● What the task requires
All records below must be retyped exactly.

================================

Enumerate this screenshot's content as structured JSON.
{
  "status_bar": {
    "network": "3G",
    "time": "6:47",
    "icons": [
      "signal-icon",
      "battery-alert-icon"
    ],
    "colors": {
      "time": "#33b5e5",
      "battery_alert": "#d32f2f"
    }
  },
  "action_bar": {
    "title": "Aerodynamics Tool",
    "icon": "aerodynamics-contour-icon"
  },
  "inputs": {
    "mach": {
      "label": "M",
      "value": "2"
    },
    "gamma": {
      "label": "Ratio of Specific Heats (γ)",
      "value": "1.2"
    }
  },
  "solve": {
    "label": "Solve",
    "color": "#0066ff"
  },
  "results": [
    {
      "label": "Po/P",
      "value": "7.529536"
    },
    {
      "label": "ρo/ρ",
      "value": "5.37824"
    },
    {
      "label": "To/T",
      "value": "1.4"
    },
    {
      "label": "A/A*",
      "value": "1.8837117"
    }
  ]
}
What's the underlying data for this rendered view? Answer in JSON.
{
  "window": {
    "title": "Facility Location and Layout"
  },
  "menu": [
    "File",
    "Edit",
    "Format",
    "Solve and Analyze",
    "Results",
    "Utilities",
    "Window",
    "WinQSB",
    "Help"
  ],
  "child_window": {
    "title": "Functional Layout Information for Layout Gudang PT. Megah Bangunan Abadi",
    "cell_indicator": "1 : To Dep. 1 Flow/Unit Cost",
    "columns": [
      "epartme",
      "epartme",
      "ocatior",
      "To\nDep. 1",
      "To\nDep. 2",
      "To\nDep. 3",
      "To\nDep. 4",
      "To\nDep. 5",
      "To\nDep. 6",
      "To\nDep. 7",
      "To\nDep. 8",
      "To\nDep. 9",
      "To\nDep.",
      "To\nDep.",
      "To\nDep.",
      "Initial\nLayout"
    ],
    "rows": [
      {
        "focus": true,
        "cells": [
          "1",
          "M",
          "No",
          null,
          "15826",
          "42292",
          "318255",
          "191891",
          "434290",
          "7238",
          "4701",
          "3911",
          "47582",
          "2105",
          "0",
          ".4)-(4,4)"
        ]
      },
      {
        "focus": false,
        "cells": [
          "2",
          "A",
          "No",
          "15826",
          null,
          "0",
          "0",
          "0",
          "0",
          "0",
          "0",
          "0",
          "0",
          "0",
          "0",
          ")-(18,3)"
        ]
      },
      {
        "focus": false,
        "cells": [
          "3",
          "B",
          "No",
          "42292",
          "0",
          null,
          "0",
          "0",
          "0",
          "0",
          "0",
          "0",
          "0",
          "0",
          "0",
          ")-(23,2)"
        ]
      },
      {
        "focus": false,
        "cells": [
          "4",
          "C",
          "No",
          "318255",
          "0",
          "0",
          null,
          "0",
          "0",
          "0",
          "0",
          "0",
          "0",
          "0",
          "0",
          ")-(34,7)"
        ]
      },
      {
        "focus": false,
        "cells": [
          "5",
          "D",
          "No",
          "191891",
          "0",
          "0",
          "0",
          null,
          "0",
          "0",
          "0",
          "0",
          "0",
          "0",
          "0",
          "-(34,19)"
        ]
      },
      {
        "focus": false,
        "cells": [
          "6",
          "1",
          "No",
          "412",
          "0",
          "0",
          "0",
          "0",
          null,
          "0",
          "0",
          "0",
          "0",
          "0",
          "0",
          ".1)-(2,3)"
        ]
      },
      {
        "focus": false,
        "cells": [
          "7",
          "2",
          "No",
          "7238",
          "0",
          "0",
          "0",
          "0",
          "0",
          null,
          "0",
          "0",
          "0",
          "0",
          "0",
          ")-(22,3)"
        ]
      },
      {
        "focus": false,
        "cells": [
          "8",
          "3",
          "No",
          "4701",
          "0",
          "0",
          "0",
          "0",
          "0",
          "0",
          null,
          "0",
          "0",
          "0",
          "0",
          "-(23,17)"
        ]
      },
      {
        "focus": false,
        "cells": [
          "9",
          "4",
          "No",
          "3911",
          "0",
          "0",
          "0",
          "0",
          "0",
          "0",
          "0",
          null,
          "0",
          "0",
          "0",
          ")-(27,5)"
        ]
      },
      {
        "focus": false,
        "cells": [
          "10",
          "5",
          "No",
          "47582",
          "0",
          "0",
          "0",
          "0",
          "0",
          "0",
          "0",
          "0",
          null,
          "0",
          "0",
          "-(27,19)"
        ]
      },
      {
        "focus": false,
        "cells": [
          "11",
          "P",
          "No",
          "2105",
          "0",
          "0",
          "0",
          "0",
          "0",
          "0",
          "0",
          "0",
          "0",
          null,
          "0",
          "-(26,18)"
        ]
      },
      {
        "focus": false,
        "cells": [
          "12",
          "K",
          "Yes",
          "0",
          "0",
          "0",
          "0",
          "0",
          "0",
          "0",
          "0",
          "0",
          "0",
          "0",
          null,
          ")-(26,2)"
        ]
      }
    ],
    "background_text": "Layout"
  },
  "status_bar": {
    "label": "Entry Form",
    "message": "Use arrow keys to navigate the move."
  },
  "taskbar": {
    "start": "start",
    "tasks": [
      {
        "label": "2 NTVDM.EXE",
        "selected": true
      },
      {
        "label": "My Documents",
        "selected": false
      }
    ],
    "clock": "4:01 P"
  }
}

================================

● Response to the task
Enumerate this screenshot's content as structured JSON.
{
  "status_bar": {
    "network": "3G",
    "time": "6:47",
    "icons": [
      "signal-icon",
      "battery-alert-icon"
    ],
    "colors": {
      "time": "#33b5e5",
      "battery_alert": "#d32f2f"
    }
  },
  "action_bar": {
    "title": "Aerodynamics Tool",
    "icon": "aerodynamics-contour-icon"
  },
  "inputs": {
    "mach": {
      "label": "M",
      "value": "2"
    },
    "gamma": {
      "label": "Ratio of Specific Heats (γ)",
      "value": "1.2"
    }
  },
  "solve": {
    "label": "Solve",
    "color": "#0066ff"
  },
  "results": [
    {
      "label": "Po/P",
      "value": "7.529536"
    },
    {
      "label": "ρo/ρ",
      "value": "5.37824"
    },
    {
      "label": "To/T",
      "value": "1.4"
    },
    {
      "label": "A/A*",
      "value": "1.8837117"
    }
  ]
}
What's the underlying data for this rendered view? Answer in JSON.
{
  "window": {
    "title": "Facility Location and Layout"
  },
  "menu": [
    "File",
    "Edit",
    "Format",
    "Solve and Analyze",
    "Results",
    "Utilities",
    "Window",
    "WinQSB",
    "Help"
  ],
  "child_window": {
    "title": "Functional Layout Information for Layout Gudang PT. Megah Bangunan Abadi",
    "cell_indicator": "1 : To Dep. 1 Flow/Unit Cost",
    "columns": [
      "epartme",
      "epartme",
      "ocatior",
      "To\nDep. 1",
      "To\nDep. 2",
      "To\nDep. 3",
      "To\nDep. 4",
      "To\nDep. 5",
      "To\nDep. 6",
      "To\nDep. 7",
      "To\nDep. 8",
      "To\nDep. 9",
      "To\nDep.",
      "To\nDep.",
      "To\nDep.",
      "Initial\nLayout"
    ],
    "rows": [
      {
        "focus": true,
        "cells": [
          "1",
          "M",
          "No",
          null,
          "15826",
          "42292",
          "318255",
          "191891",
          "434290",
          "7238",
          "4701",
          "3911",
          "47582",
          "2105",
          "0",
          ".4)-(4,4)"
        ]
      },
      {
        "focus": false,
        "cells": [
          "2",
          "A",
          "No",
          "15826",
          null,
          "0",
          "0",
          "0",
          "0",
          "0",
          "0",
          "0",
          "0",
          "0",
          "0",
          ")-(18,3)"
        ]
      },
      {
        "focus": false,
        "cells": [
          "3",
          "B",
          "No",
          "42292",
          "0",
          null,
          "0",
          "0",
          "0",
          "0",
          "0",
          "0",
          "0",
          "0",
          "0",
          ")-(23,2)"
        ]
      },
      {
        "focus": false,
        "cells": [
          "4",
          "C",
          "No",
          "318255",
          "0",
          "0",
          null,
          "0",
          "0",
          "0",
          "0",
          "0",
          "0",
          "0",
          "0",
          ")-(34,7)"
        ]
      },
      {
        "focus": false,
        "cells": [
          "5",
          "D",
          "No",
          "191891",
          "0",
          "0",
          "0",
          null,
          "0",
          "0",
          "0",
          "0",
          "0",
          "0",
          "0",
          "-(34,19)"
        ]
      },
      {
        "focus": false,
        "cells": [
          "6",
          "1",
          "No",
          "412",
          "0",
          "0",
          "0",
          "0",
          null,
          "0",
          "0",
          "0",
          "0",
          "0",
          "0",
          ".1)-(2,3)"
        ]
      },
      {
        "focus": false,
        "cells": [
          "7",
          "2",
          "No",
          "7238",
          "0",
          "0",
          "0",
          "0",
          "0",
          null,
          "0",
          "0",
          "0",
          "0",
          "0",
          ")-(22,3)"
        ]
      },
      {
        "focus": false,
        "cells": [
          "8",
          "3",
          "No",
          "4701",
          "0",
          "0",
          "0",
          "0",
          "0",
          "0",
          null,
          "0",
          "0",
          "0",
          "0",
          "-(23,17)"
        ]
      },
      {
        "focus": false,
        "cells": [
          "9",
          "4",
          "No",
          "3911",
          "0",
          "0",
          "0",
          "0",
          "0",
          "0",
          "0",
          null,
          "0",
          "0",
          "0",
          ")-(27,5)"
        ]
      },
      {
        "focus": false,
        "cells": [
          "10",
          "5",
          "No",
          "47582",
          "0",
          "0",
          "0",
          "0",
          "0",
          "0",
          "0",
          "0",
          null,
          "0",
          "0",
          "-(27,19)"
        ]
      },
      {
        "focus": false,
        "cells": [
          "11",
          "P",
          "No",
          "2105",
          "0",
          "0",
          "0",
          "0",
          "0",
          "0",
          "0",
          "0",
          "0",
          null,
          "0",
          "-(26,18)"
        ]
      },
      {
        "focus": false,
        "cells": [
          "12",
          "K",
          "Yes",
          "0",
          "0",
          "0",
          "0",
          "0",
          "0",
          "0",
          "0",
          "0",
          "0",
          "0",
          null,
          ")-(26,2)"
        ]
      }
    ],
    "background_text": "Layout"
  },
  "status_bar": {
    "label": "Entry Form",
    "message": "Use arrow keys to navigate the move."
  },
  "taskbar": {
    "start": "start",
    "tasks": [
      {
        "label": "2 NTVDM.EXE",
        "selected": true
      },
      {
        "label": "My Documents",
        "selected": false
      }
    ],
    "clock": "4:01 P"
  }
}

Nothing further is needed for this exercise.